## Items listed in a dataset
+++

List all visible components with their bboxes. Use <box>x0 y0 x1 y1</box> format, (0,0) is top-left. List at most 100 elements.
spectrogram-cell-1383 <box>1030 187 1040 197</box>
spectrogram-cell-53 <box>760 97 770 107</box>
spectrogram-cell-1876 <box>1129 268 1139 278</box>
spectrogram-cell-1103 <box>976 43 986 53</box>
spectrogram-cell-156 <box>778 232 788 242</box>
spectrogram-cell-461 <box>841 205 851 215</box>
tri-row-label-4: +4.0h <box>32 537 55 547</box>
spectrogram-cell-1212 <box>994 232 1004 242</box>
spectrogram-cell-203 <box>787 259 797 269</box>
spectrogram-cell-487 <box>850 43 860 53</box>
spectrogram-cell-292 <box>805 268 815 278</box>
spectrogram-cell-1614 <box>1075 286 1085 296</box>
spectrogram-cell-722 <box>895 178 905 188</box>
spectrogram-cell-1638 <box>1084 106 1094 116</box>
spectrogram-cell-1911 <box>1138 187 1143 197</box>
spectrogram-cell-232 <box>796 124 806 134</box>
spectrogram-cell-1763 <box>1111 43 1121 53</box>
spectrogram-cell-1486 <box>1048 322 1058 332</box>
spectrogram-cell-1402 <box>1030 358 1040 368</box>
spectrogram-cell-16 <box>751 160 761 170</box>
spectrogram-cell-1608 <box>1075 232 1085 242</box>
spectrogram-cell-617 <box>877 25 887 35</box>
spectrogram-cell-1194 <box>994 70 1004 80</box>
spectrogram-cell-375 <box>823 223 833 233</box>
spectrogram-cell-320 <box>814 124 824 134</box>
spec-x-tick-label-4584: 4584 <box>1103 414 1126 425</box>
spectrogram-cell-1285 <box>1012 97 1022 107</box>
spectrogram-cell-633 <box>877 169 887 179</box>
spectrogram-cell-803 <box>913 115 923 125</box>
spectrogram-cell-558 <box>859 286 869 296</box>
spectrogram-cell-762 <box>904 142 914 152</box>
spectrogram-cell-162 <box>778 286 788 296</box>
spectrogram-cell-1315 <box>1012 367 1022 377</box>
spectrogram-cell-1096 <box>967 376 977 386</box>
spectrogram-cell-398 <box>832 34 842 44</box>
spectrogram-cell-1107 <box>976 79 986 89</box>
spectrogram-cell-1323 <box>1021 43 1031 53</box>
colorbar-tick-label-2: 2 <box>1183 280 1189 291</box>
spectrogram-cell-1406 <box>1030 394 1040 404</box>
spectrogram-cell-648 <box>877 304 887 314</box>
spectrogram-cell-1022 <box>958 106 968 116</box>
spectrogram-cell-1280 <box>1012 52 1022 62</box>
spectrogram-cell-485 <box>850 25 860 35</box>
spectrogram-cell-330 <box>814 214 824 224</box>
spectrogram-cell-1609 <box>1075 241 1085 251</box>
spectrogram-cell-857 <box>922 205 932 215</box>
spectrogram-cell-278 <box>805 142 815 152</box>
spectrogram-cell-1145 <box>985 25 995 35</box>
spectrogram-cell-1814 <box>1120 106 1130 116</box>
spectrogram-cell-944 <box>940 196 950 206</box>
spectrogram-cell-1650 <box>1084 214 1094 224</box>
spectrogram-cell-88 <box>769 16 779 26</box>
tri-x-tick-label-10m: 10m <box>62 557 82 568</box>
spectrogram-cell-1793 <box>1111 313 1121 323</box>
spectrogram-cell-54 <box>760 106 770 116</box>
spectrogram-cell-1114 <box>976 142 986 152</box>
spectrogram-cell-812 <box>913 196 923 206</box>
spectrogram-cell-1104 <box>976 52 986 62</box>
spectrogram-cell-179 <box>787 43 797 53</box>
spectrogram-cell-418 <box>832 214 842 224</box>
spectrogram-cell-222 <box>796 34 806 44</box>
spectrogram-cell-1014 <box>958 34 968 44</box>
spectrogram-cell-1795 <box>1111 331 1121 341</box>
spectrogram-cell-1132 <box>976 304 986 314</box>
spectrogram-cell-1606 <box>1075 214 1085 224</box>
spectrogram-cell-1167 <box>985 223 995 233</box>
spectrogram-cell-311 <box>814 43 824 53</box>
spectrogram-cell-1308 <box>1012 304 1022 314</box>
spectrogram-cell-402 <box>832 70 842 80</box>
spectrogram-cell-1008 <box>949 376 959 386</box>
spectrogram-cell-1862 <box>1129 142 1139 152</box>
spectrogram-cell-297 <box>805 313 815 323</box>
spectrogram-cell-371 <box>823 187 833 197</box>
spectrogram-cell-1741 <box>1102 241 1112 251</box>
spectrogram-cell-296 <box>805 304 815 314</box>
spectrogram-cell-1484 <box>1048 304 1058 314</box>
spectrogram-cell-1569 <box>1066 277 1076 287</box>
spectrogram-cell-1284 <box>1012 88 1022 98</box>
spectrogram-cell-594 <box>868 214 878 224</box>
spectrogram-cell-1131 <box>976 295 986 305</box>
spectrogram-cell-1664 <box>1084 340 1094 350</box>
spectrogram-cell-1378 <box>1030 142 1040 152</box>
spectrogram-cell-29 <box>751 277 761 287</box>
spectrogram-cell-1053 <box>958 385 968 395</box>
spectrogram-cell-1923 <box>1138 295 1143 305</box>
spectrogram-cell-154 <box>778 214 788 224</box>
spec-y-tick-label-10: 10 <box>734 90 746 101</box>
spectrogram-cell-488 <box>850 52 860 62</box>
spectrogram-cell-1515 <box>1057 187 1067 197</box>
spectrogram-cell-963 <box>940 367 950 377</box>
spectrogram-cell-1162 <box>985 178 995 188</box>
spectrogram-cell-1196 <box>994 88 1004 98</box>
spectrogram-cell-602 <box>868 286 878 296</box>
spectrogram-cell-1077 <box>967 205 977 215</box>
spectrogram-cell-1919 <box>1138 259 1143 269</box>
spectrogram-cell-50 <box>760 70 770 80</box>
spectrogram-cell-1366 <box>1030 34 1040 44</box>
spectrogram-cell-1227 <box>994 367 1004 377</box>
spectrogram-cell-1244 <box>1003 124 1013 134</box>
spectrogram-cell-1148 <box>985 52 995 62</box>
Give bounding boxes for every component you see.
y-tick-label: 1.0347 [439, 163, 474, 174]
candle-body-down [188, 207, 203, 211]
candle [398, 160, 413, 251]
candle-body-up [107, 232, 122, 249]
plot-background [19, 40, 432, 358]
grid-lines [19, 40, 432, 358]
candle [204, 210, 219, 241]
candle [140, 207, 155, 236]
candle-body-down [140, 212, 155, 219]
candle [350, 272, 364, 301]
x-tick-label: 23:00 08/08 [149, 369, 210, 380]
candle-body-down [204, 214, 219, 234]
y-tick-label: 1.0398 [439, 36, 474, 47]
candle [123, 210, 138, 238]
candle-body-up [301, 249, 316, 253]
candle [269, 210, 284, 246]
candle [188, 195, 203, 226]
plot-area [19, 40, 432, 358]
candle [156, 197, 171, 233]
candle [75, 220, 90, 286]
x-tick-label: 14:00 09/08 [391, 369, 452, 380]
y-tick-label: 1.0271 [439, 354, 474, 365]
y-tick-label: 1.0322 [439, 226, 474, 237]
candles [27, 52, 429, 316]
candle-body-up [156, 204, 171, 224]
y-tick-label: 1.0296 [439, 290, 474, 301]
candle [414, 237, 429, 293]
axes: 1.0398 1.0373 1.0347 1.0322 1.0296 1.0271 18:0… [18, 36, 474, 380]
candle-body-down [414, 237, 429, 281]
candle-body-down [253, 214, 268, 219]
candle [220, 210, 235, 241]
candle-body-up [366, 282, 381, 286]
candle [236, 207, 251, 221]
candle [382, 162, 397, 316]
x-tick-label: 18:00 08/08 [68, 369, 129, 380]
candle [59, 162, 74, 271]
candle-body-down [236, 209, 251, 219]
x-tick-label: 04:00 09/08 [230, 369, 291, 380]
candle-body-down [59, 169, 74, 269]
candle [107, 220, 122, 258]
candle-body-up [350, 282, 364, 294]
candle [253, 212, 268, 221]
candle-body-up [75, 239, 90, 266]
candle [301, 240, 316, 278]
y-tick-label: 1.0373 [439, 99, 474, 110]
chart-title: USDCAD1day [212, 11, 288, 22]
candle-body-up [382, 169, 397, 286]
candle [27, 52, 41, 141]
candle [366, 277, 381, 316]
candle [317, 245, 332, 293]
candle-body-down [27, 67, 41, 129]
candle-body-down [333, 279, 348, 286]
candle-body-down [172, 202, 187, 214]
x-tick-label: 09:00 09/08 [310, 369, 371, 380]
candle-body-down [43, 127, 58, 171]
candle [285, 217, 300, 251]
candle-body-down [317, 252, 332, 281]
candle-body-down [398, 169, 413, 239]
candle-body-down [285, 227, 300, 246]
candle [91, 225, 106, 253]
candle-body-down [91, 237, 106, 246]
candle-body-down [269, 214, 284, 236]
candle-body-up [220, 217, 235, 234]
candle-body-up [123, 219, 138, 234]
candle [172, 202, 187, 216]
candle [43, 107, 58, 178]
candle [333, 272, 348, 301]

+++

## Given exercise
Retype the entries word for word, beginning at the first line and stopping after the line that contains "spectrogram-cell-1876 <box>1129 268".

## Final answer
List all visible components with their bboxes. Use <box>x0 y0 x1 y1</box> format, (0,0) is top-left. List at most 100 elements.
spectrogram-cell-1383 <box>1030 187 1040 197</box>
spectrogram-cell-53 <box>760 97 770 107</box>
spectrogram-cell-1876 <box>1129 268 1139 278</box>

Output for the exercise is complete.